[start of Given entries]
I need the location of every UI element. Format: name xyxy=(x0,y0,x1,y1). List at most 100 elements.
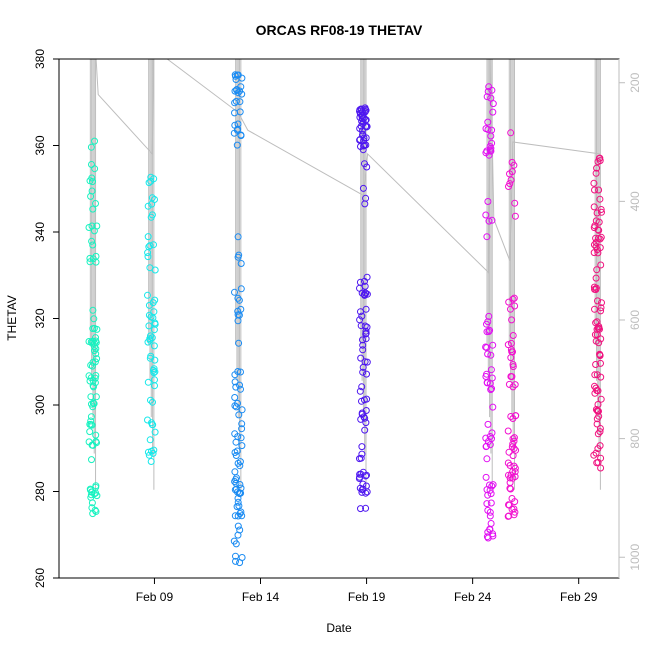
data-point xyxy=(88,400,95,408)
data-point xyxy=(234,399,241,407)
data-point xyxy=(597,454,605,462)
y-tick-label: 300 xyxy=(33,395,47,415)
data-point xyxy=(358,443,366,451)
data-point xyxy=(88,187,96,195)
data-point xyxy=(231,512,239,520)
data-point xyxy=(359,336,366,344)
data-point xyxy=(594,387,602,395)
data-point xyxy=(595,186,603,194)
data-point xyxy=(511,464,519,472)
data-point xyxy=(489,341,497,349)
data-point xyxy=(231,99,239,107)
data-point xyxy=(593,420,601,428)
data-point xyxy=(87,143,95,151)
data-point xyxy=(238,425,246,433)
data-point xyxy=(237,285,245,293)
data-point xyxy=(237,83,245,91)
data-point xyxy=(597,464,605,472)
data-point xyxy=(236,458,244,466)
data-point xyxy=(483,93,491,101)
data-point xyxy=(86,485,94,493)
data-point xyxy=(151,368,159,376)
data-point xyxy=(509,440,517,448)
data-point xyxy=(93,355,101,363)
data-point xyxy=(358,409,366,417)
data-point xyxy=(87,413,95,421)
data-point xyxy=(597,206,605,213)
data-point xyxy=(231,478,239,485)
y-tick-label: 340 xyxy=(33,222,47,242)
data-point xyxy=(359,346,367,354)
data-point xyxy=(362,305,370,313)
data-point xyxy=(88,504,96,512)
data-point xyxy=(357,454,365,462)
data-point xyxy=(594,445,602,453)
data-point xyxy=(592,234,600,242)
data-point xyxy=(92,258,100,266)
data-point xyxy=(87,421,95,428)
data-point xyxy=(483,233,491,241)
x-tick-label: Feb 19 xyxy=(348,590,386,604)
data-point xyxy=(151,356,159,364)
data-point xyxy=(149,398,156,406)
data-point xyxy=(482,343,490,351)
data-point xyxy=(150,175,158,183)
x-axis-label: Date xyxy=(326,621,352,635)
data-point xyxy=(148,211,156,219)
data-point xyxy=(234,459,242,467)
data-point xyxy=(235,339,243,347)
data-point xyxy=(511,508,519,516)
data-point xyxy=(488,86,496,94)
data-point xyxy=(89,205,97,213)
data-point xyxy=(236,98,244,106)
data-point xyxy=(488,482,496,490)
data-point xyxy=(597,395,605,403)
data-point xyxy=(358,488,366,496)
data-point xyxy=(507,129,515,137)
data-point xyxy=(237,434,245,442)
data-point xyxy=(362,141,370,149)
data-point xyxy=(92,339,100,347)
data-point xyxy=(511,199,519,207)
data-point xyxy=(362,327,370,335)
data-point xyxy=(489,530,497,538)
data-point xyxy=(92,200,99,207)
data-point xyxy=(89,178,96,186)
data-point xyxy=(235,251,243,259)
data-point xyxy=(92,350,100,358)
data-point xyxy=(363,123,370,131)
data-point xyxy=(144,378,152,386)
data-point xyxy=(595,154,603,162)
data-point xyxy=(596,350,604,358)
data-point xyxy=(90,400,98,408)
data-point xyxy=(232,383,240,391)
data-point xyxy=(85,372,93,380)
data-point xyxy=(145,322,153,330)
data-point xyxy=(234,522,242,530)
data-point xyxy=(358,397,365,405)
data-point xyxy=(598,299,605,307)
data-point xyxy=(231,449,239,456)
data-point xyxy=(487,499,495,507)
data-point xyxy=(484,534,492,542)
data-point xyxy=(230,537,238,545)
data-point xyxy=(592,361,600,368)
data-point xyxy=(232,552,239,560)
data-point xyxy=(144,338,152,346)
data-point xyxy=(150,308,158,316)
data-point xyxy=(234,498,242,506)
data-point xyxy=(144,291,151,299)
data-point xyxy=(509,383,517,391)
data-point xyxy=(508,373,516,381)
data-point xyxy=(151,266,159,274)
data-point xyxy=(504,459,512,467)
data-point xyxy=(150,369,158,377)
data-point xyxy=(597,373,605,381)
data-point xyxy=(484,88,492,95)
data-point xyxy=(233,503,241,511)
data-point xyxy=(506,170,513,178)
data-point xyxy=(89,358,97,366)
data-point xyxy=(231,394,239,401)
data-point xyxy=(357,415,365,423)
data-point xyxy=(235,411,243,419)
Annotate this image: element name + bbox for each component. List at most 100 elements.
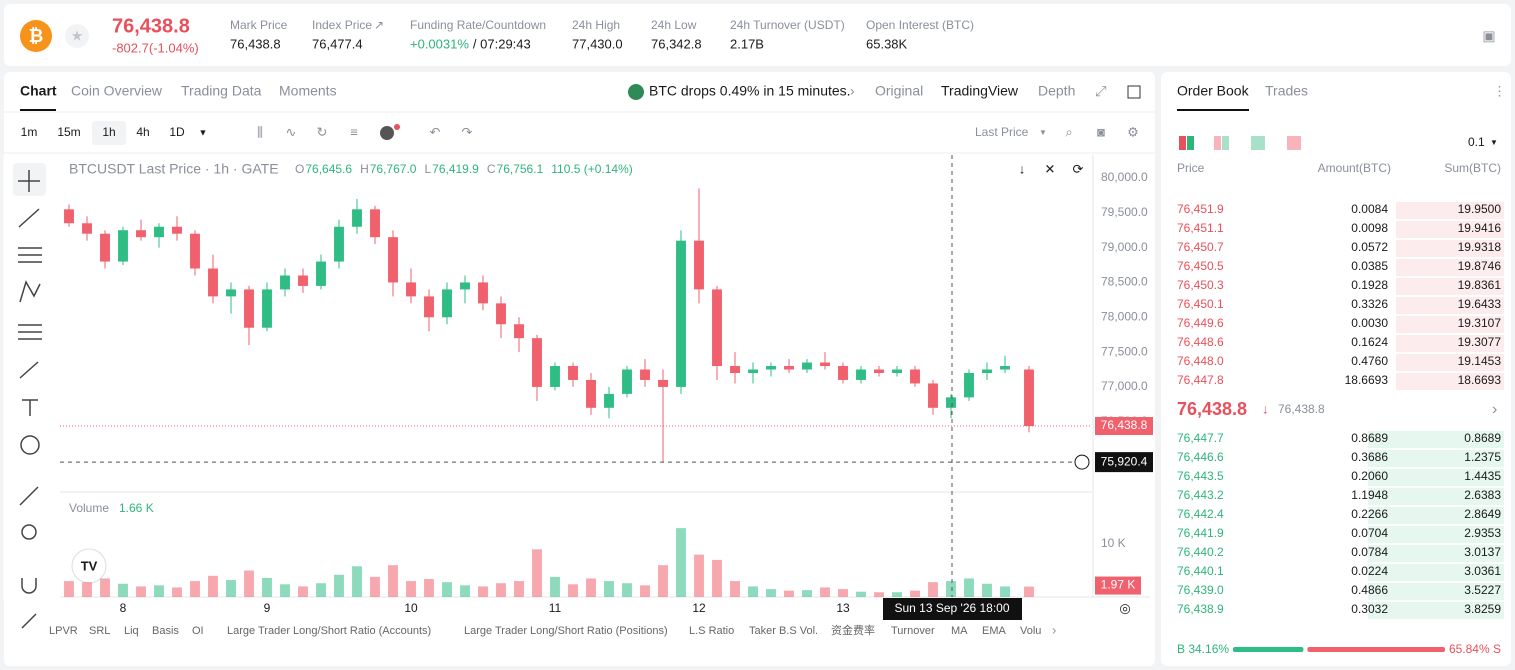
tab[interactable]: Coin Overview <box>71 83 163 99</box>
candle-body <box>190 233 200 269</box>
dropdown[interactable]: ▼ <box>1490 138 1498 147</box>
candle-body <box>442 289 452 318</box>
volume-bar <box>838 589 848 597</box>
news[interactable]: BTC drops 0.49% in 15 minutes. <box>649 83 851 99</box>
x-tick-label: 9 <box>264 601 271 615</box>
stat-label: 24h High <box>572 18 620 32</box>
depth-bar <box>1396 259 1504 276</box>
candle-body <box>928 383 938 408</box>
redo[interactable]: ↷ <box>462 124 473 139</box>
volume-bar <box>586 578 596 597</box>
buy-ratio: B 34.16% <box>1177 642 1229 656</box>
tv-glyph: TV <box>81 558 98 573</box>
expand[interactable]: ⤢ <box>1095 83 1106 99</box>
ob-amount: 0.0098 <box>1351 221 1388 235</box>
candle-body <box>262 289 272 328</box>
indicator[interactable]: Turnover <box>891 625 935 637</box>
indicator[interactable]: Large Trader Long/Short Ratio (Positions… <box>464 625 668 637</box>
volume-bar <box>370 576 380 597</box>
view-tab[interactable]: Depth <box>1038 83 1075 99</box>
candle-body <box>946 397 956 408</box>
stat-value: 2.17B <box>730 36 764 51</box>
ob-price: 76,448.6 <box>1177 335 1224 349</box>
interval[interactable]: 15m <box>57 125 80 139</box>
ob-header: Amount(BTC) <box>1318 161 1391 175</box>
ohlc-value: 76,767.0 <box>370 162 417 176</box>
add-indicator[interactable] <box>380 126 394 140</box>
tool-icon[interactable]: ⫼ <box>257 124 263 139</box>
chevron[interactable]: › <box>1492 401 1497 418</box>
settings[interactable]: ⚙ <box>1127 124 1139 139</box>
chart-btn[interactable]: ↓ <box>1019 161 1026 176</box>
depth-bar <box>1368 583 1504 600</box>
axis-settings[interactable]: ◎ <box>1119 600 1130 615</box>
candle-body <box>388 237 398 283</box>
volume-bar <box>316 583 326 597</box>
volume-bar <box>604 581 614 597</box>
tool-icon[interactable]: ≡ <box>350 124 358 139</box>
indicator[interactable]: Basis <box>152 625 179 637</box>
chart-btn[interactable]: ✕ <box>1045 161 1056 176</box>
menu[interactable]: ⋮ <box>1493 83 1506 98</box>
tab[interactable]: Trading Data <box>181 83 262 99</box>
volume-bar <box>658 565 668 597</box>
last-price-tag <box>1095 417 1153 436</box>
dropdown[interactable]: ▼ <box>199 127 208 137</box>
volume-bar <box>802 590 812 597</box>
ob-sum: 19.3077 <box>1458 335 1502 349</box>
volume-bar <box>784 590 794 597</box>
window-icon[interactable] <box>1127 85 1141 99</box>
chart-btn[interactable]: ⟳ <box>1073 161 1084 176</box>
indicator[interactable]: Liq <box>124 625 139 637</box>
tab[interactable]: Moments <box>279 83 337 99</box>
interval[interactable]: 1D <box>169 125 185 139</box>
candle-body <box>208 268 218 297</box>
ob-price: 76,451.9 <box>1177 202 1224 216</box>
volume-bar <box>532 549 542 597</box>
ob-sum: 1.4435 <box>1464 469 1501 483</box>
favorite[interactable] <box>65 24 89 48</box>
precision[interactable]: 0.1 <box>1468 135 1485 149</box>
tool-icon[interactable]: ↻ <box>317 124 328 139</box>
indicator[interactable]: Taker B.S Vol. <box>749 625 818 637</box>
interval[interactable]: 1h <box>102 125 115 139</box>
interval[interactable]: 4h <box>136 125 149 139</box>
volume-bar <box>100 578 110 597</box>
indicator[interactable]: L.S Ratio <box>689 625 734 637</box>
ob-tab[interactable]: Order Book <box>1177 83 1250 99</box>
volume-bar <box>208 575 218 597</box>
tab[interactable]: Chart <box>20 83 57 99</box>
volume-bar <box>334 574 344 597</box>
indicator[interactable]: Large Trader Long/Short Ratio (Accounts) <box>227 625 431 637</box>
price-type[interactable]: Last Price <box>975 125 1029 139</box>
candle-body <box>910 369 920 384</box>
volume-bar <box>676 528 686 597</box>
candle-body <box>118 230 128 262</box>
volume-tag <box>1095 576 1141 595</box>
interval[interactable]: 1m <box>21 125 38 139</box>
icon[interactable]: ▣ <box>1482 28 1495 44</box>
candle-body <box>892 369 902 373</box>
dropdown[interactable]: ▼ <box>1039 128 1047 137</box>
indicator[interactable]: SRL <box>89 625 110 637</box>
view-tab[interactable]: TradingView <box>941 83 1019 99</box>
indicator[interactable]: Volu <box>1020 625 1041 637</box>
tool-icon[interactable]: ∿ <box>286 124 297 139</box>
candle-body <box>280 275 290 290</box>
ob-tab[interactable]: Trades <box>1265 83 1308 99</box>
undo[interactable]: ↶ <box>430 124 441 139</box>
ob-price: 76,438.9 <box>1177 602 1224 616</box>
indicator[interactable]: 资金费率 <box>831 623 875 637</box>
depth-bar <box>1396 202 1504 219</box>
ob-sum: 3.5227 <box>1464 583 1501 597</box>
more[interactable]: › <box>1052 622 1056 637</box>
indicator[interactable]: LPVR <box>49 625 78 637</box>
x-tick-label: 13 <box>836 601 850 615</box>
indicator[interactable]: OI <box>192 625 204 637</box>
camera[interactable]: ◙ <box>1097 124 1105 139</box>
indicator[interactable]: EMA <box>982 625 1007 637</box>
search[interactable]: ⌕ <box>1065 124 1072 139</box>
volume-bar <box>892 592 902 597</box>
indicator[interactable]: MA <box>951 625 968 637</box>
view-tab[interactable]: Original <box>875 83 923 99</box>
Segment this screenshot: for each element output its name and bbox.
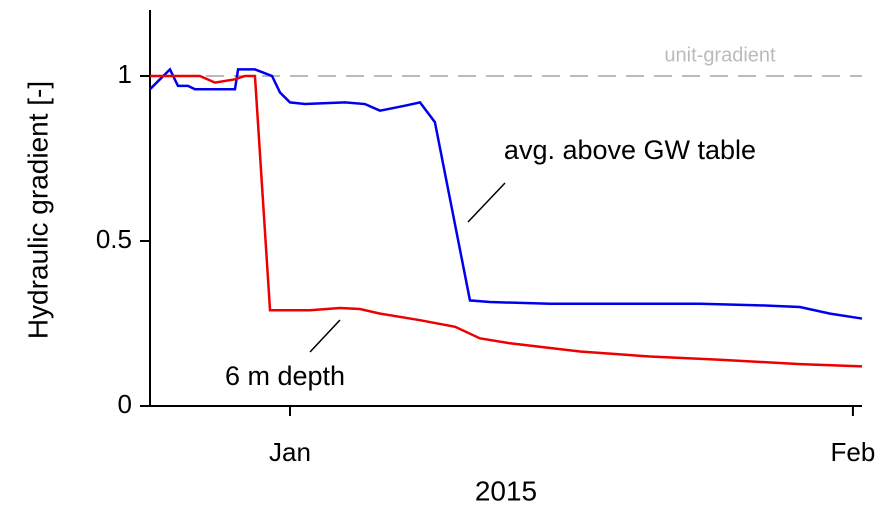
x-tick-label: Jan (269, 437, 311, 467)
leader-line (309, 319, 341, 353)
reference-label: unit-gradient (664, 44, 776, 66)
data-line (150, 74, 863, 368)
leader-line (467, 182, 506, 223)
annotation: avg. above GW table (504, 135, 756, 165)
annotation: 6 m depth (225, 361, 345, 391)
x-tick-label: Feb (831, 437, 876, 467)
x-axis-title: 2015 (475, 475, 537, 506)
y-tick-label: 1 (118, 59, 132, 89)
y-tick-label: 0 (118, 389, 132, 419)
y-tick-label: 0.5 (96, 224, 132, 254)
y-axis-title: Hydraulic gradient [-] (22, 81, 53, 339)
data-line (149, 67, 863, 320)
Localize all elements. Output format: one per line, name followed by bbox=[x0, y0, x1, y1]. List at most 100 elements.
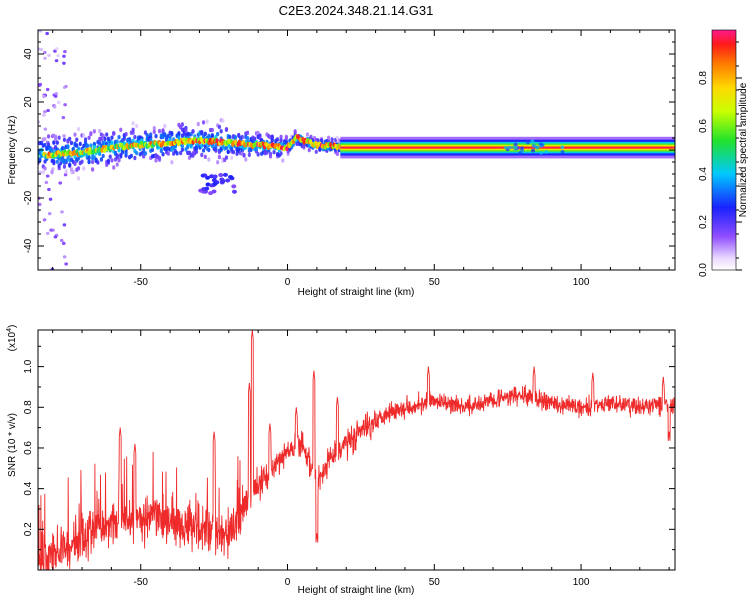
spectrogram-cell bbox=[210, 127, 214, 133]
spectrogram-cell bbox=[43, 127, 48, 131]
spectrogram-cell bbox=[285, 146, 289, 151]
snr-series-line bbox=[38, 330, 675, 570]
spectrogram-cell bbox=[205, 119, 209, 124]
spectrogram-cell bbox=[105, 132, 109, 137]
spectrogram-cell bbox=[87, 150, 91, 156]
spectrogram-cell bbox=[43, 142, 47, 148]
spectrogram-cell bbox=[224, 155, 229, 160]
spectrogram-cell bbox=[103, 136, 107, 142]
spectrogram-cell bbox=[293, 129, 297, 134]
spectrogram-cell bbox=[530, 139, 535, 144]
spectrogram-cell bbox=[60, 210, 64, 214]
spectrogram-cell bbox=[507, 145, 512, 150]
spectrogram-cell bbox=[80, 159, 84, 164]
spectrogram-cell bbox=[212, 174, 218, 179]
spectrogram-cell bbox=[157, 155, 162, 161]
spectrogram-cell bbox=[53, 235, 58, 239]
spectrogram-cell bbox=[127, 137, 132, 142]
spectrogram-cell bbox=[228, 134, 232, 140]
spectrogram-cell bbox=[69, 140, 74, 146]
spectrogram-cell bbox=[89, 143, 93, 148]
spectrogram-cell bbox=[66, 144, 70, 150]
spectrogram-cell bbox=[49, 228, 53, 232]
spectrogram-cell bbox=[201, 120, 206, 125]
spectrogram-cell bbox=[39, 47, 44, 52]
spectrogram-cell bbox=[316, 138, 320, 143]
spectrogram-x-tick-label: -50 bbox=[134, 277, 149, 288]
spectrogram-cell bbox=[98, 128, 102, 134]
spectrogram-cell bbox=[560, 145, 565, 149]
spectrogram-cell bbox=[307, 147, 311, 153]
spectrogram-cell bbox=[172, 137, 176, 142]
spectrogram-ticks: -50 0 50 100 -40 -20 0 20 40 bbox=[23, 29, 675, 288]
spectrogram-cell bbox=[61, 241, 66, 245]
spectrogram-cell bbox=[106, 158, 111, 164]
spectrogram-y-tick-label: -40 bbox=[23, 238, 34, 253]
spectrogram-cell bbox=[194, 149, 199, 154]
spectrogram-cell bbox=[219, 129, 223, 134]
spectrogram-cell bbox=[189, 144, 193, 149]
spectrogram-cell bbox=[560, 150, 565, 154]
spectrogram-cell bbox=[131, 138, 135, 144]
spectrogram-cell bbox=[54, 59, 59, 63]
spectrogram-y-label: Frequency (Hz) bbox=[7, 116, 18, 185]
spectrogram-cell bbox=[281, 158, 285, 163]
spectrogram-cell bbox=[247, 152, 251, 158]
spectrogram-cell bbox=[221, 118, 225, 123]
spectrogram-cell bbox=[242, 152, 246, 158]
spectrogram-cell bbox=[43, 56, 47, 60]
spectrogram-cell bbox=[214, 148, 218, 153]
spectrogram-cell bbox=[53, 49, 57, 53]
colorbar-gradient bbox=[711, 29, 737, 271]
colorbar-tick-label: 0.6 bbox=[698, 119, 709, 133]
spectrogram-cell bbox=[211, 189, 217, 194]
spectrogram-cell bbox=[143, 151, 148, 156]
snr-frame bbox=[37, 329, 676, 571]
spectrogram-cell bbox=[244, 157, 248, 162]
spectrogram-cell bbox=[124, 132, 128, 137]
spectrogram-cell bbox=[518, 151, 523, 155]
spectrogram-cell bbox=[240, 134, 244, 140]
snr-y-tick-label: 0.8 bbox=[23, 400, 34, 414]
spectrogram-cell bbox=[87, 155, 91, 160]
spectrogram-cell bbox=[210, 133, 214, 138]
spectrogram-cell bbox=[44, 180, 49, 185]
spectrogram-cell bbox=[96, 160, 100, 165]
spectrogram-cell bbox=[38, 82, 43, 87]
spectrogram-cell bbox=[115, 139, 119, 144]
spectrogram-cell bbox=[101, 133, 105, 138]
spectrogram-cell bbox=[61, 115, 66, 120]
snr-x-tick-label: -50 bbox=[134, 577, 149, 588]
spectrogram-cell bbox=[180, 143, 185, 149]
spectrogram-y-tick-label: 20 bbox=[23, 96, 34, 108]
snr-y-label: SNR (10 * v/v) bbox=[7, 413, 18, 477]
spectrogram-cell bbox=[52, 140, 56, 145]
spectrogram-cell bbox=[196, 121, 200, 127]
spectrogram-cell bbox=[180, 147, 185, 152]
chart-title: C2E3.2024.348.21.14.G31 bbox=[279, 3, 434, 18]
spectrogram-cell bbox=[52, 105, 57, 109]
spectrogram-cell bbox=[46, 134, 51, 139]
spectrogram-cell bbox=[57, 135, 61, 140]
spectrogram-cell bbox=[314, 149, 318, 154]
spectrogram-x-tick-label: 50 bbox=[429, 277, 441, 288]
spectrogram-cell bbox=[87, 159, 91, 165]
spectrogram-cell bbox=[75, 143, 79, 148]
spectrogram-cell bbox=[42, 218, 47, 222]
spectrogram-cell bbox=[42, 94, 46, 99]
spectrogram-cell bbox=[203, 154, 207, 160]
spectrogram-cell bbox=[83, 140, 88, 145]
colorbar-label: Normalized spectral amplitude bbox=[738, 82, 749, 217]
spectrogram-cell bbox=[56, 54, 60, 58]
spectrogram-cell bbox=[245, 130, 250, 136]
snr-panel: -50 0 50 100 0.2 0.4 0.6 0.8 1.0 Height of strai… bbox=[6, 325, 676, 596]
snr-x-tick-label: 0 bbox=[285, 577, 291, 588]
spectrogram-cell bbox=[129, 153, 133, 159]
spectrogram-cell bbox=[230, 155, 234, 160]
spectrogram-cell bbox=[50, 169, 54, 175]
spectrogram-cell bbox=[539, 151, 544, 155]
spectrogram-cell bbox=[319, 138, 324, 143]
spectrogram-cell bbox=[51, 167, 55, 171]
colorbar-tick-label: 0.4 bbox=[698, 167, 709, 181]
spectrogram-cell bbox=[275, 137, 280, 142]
[end of Given entries]
*Short exercise*
Copy out every line from the one containing "tab[interactable]: Coin Overview" through the one containing "candle-body <box>262 289 272 328</box>", keeping each unchanged.

*Exercise output*
tab[interactable]: Coin Overview <box>71 83 163 99</box>
candle-body <box>190 233 200 269</box>
dropdown[interactable]: ▼ <box>1490 138 1498 147</box>
candle-body <box>442 289 452 318</box>
volume-bar <box>838 589 848 597</box>
news[interactable]: BTC drops 0.49% in 15 minutes. <box>649 83 851 99</box>
x-tick-label: 9 <box>264 601 271 615</box>
stat-label: 24h High <box>572 18 620 32</box>
depth-bar <box>1396 259 1504 276</box>
candle-body <box>928 383 938 408</box>
redo[interactable]: ↷ <box>462 124 473 139</box>
volume-bar <box>586 578 596 597</box>
buy-ratio: B 34.16% <box>1177 642 1229 656</box>
tv-glyph: TV <box>81 558 98 573</box>
expand[interactable]: ⤢ <box>1095 83 1106 99</box>
ob-amount: 0.0098 <box>1351 221 1388 235</box>
candle-body <box>262 289 272 328</box>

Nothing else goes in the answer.